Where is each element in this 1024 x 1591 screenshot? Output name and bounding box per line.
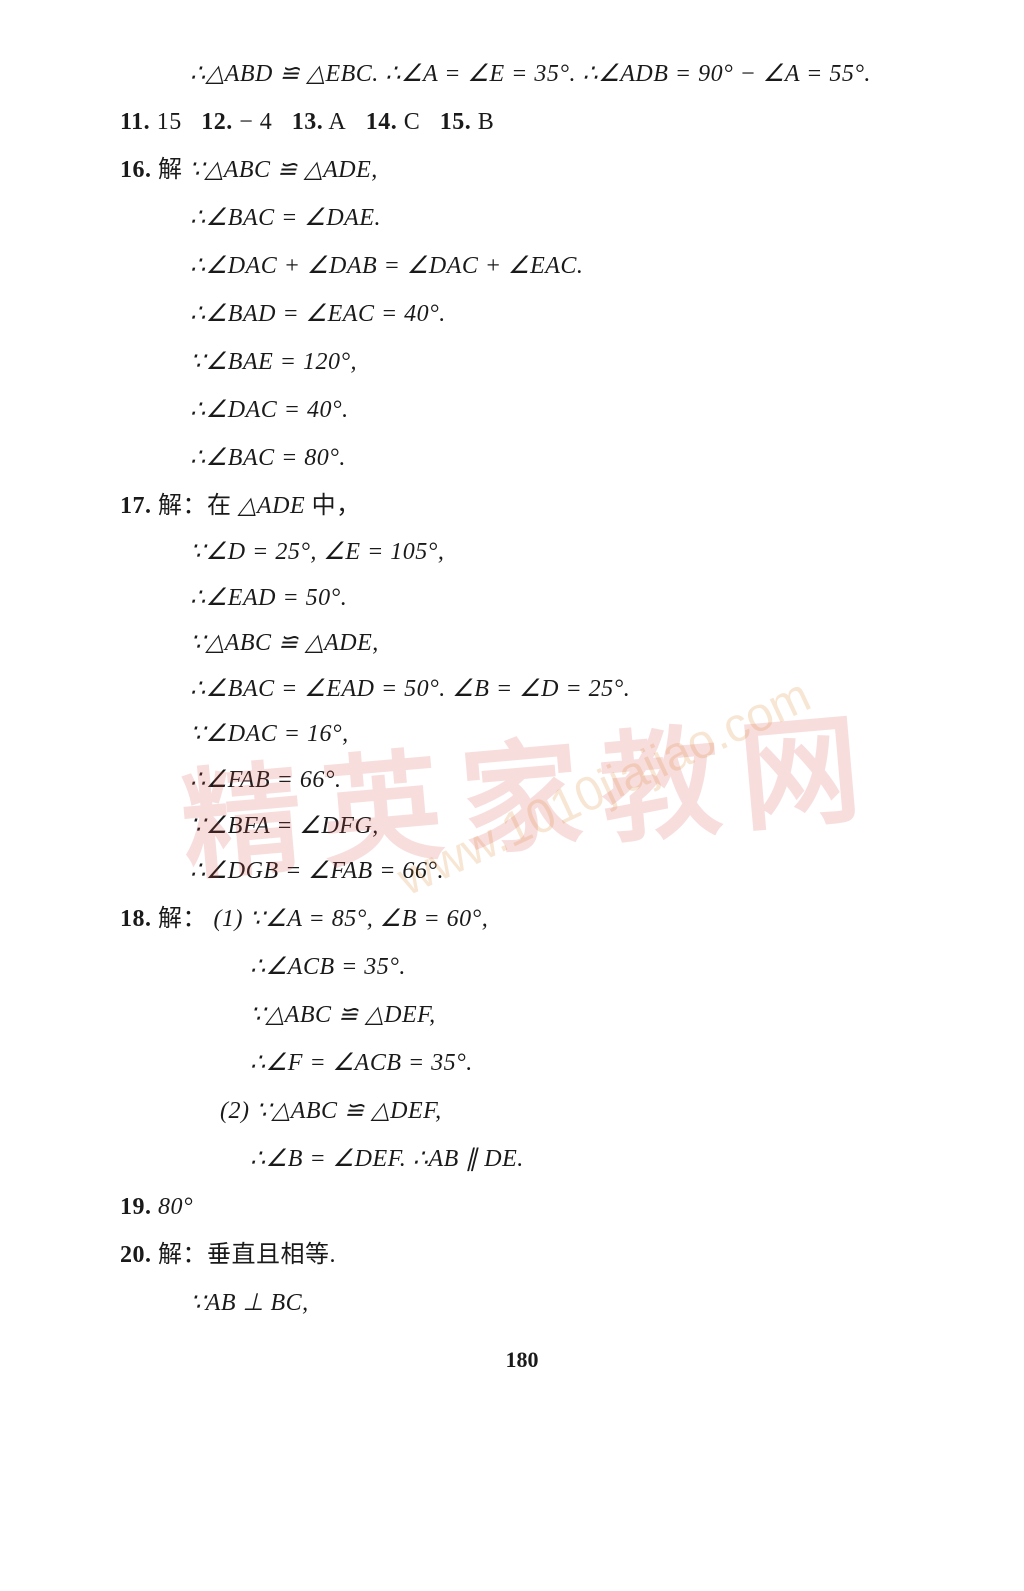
label-text: 解 — [158, 157, 189, 183]
q-num: 20. — [120, 1242, 152, 1268]
answer-value: B — [478, 109, 495, 135]
solution-line: ∴∠BAC = ∠EAD = 50°. ∠B = ∠D = 25°. — [120, 667, 924, 713]
solution-line: ∴∠DGB = ∠FAB = 66°. — [120, 849, 924, 895]
answer-value: A — [328, 109, 346, 135]
solution-line: ∵∠BFA = ∠DFG, — [120, 804, 924, 850]
q-num: 12. — [201, 109, 233, 135]
math-text: ∴∠BAC = 80°. — [190, 445, 346, 471]
math-text: ∵△ABC ≌ △ADE, — [190, 630, 379, 656]
solution-line: ∴∠FAB = 66°. — [120, 758, 924, 804]
math-text: (1) ∵∠A = 85°, ∠B = 60°, — [214, 906, 489, 932]
math-text: ∵AB ⊥ BC, — [190, 1290, 309, 1316]
math-text: ∴∠BAC = ∠DAE. — [190, 205, 381, 231]
label-text: 中， — [312, 493, 361, 519]
math-text: ∵△ABC ≌ △DEF, — [256, 1098, 442, 1124]
solution-line: ∵AB ⊥ BC, — [120, 1279, 924, 1327]
page-content: ∴△ABD ≌ △EBC. ∴∠A = ∠E = 35°. ∴∠ADB = 90… — [0, 0, 1024, 1403]
q-num: 14. — [366, 109, 398, 135]
part-label: (2) — [220, 1098, 256, 1124]
math-text: ∴∠DAC = 40°. — [190, 397, 349, 423]
q-num: 18. — [120, 906, 152, 932]
q-num: 16. — [120, 157, 152, 183]
solution-line: 17. 解：在 △ADE 中， — [120, 482, 924, 530]
answer-value: 15 — [157, 109, 182, 135]
solution-line: 19. 80° — [120, 1183, 924, 1231]
solution-line: ∵△ABC ≌ △DEF, — [120, 991, 924, 1039]
math-text: ∴∠EAD = 50°. — [190, 585, 347, 611]
math-text: △ADE — [238, 493, 312, 519]
q-num: 15. — [440, 109, 472, 135]
solution-line: ∴∠ACB = 35°. — [120, 943, 924, 991]
solution-line: ∴∠DAC = 40°. — [120, 386, 924, 434]
math-text: ∵∠BAE = 120°, — [190, 349, 357, 375]
solution-line: ∴∠EAD = 50°. — [120, 576, 924, 622]
math-text: ∵∠BFA = ∠DFG, — [190, 813, 379, 839]
math-text: ∴∠B = ∠DEF. ∴AB ∥ DE. — [250, 1146, 524, 1172]
solution-line: ∴∠B = ∠DEF. ∴AB ∥ DE. — [120, 1135, 924, 1183]
label-text: 解：垂直且相等. — [158, 1242, 336, 1268]
solution-line: ∵∠BAE = 120°, — [120, 338, 924, 386]
math-text: ∴∠DGB = ∠FAB = 66°. — [190, 858, 444, 884]
solution-line: 16. 解 ∵△ABC ≌ △ADE, — [120, 146, 924, 194]
q-num: 11. — [120, 109, 150, 135]
solution-line: ∵∠DAC = 16°, — [120, 712, 924, 758]
solution-line: ∴∠BAD = ∠EAC = 40°. — [120, 290, 924, 338]
solution-line: ∵∠D = 25°, ∠E = 105°, — [120, 530, 924, 576]
math-text: ∵∠D = 25°, ∠E = 105°, — [190, 539, 444, 565]
math-text: ∴∠DAC + ∠DAB = ∠DAC + ∠EAC. — [190, 253, 583, 279]
solution-line: 18. 解： (1) ∵∠A = 85°, ∠B = 60°, — [120, 895, 924, 943]
answer-value: 80° — [158, 1194, 193, 1220]
solution-line: ∴△ABD ≌ △EBC. ∴∠A = ∠E = 35°. ∴∠ADB = 90… — [120, 50, 924, 98]
math-text: ∴∠FAB = 66°. — [190, 767, 341, 793]
math-text: ∵△ABC ≌ △DEF, — [250, 1002, 436, 1028]
solution-line: ∴∠F = ∠ACB = 35°. — [120, 1039, 924, 1087]
page-number-value: 180 — [506, 1347, 539, 1372]
q-num: 17. — [120, 493, 152, 519]
math-text: ∴∠F = ∠ACB = 35°. — [250, 1050, 473, 1076]
math-text: ∴∠BAC = ∠EAD = 50°. ∠B = ∠D = 25°. — [190, 676, 630, 702]
q-num: 13. — [292, 109, 324, 135]
answer-value: − 4 — [239, 109, 272, 135]
solution-line: ∵△ABC ≌ △ADE, — [120, 621, 924, 667]
solution-line: 20. 解：垂直且相等. — [120, 1231, 924, 1279]
math-text: ∵△ABC ≌ △ADE, — [189, 157, 378, 183]
math-text: ∴∠ACB = 35°. — [250, 954, 406, 980]
q-num: 19. — [120, 1194, 152, 1220]
math-text: ∴△ABD ≌ △EBC. ∴∠A = ∠E = 35°. ∴∠ADB = 90… — [190, 61, 871, 87]
solution-line: ∴∠BAC = 80°. — [120, 434, 924, 482]
label-text: 解： — [158, 906, 207, 932]
solution-line: ∴∠BAC = ∠DAE. — [120, 194, 924, 242]
page-number: 180 — [120, 1347, 924, 1373]
solution-line: ∴∠DAC + ∠DAB = ∠DAC + ∠EAC. — [120, 242, 924, 290]
math-text: ∴∠BAD = ∠EAC = 40°. — [190, 301, 446, 327]
solution-line: (2) ∵△ABC ≌ △DEF, — [120, 1087, 924, 1135]
answer-value: C — [404, 109, 421, 135]
label-text: 解：在 — [158, 493, 238, 519]
math-text: ∵∠DAC = 16°, — [190, 721, 349, 747]
answer-row: 11. 15 12. − 4 13. A 14. C 15. B — [120, 98, 924, 146]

*-*-*

◆ What is being asked: Copy out the listing above line by line, unchanged, but leave out the picture.

◆ Correct output:
Where is each element in this 1024 x 1591 screenshot? Output name and bounding box per line.
label-text: 解 — [158, 157, 189, 183]
q-num: 20. — [120, 1242, 152, 1268]
answer-value: B — [478, 109, 495, 135]
solution-line: ∴∠BAC = ∠EAD = 50°. ∠B = ∠D = 25°. — [120, 667, 924, 713]
solution-line: ∴∠DGB = ∠FAB = 66°. — [120, 849, 924, 895]
answer-value: A — [328, 109, 346, 135]
solution-line: ∵∠BFA = ∠DFG, — [120, 804, 924, 850]
q-num: 12. — [201, 109, 233, 135]
math-text: ∴∠BAC = 80°. — [190, 445, 346, 471]
math-text: ∵△ABC ≌ △ADE, — [190, 630, 379, 656]
solution-line: ∴∠FAB = 66°. — [120, 758, 924, 804]
math-text: (1) ∵∠A = 85°, ∠B = 60°, — [214, 906, 489, 932]
math-text: ∵AB ⊥ BC, — [190, 1290, 309, 1316]
math-text: ∴∠BAC = ∠DAE. — [190, 205, 381, 231]
label-text: 中， — [312, 493, 361, 519]
math-text: ∵△ABC ≌ △DEF, — [256, 1098, 442, 1124]
solution-line: ∵AB ⊥ BC, — [120, 1279, 924, 1327]
page-content: ∴△ABD ≌ △EBC. ∴∠A = ∠E = 35°. ∴∠ADB = 90… — [0, 0, 1024, 1403]
q-num: 14. — [366, 109, 398, 135]
part-label: (2) — [220, 1098, 256, 1124]
math-text: ∴∠DAC = 40°. — [190, 397, 349, 423]
q-num: 18. — [120, 906, 152, 932]
q-num: 16. — [120, 157, 152, 183]
solution-line: 17. 解：在 △ADE 中， — [120, 482, 924, 530]
answer-value: 15 — [157, 109, 182, 135]
solution-line: 19. 80° — [120, 1183, 924, 1231]
solution-line: ∵△ABC ≌ △DEF, — [120, 991, 924, 1039]
math-text: ∴∠EAD = 50°. — [190, 585, 347, 611]
math-text: △ADE — [238, 493, 312, 519]
q-num: 15. — [440, 109, 472, 135]
solution-line: ∴∠ACB = 35°. — [120, 943, 924, 991]
solution-line: ∴∠DAC = 40°. — [120, 386, 924, 434]
math-text: ∵∠BAE = 120°, — [190, 349, 357, 375]
solution-line: ∴∠EAD = 50°. — [120, 576, 924, 622]
math-text: ∵∠BFA = ∠DFG, — [190, 813, 379, 839]
math-text: ∴∠B = ∠DEF. ∴AB ∥ DE. — [250, 1146, 524, 1172]
solution-line: ∴∠B = ∠DEF. ∴AB ∥ DE. — [120, 1135, 924, 1183]
label-text: 解：垂直且相等. — [158, 1242, 336, 1268]
solution-line: ∵∠BAE = 120°, — [120, 338, 924, 386]
math-text: ∴∠DGB = ∠FAB = 66°. — [190, 858, 444, 884]
solution-line: 16. 解 ∵△ABC ≌ △ADE, — [120, 146, 924, 194]
q-num: 11. — [120, 109, 150, 135]
solution-line: ∵∠DAC = 16°, — [120, 712, 924, 758]
solution-line: ∴∠BAD = ∠EAC = 40°. — [120, 290, 924, 338]
solution-line: ∵∠D = 25°, ∠E = 105°, — [120, 530, 924, 576]
math-text: ∵∠D = 25°, ∠E = 105°, — [190, 539, 444, 565]
math-text: ∴∠DAC + ∠DAB = ∠DAC + ∠EAC. — [190, 253, 583, 279]
solution-line: 18. 解： (1) ∵∠A = 85°, ∠B = 60°, — [120, 895, 924, 943]
answer-value: 80° — [158, 1194, 193, 1220]
solution-line: ∴△ABD ≌ △EBC. ∴∠A = ∠E = 35°. ∴∠ADB = 90… — [120, 50, 924, 98]
math-text: ∴∠FAB = 66°. — [190, 767, 341, 793]
math-text: ∵△ABC ≌ △DEF, — [250, 1002, 436, 1028]
solution-line: ∴∠F = ∠ACB = 35°. — [120, 1039, 924, 1087]
page-number-value: 180 — [506, 1347, 539, 1372]
q-num: 17. — [120, 493, 152, 519]
math-text: ∴∠F = ∠ACB = 35°. — [250, 1050, 473, 1076]
math-text: ∴∠BAC = ∠EAD = 50°. ∠B = ∠D = 25°. — [190, 676, 630, 702]
q-num: 13. — [292, 109, 324, 135]
answer-value: − 4 — [239, 109, 272, 135]
solution-line: ∵△ABC ≌ △ADE, — [120, 621, 924, 667]
solution-line: 20. 解：垂直且相等. — [120, 1231, 924, 1279]
math-text: ∵△ABC ≌ △ADE, — [189, 157, 378, 183]
math-text: ∴∠ACB = 35°. — [250, 954, 406, 980]
q-num: 19. — [120, 1194, 152, 1220]
math-text: ∴△ABD ≌ △EBC. ∴∠A = ∠E = 35°. ∴∠ADB = 90… — [190, 61, 871, 87]
solution-line: ∴∠BAC = 80°. — [120, 434, 924, 482]
label-text: 解： — [158, 906, 207, 932]
solution-line: ∴∠BAC = ∠DAE. — [120, 194, 924, 242]
page-number: 180 — [120, 1347, 924, 1373]
solution-line: ∴∠DAC + ∠DAB = ∠DAC + ∠EAC. — [120, 242, 924, 290]
math-text: ∴∠BAD = ∠EAC = 40°. — [190, 301, 446, 327]
solution-line: (2) ∵△ABC ≌ △DEF, — [120, 1087, 924, 1135]
answer-value: C — [404, 109, 421, 135]
label-text: 解：在 — [158, 493, 238, 519]
math-text: ∵∠DAC = 16°, — [190, 721, 349, 747]
answer-row: 11. 15 12. − 4 13. A 14. C 15. B — [120, 98, 924, 146]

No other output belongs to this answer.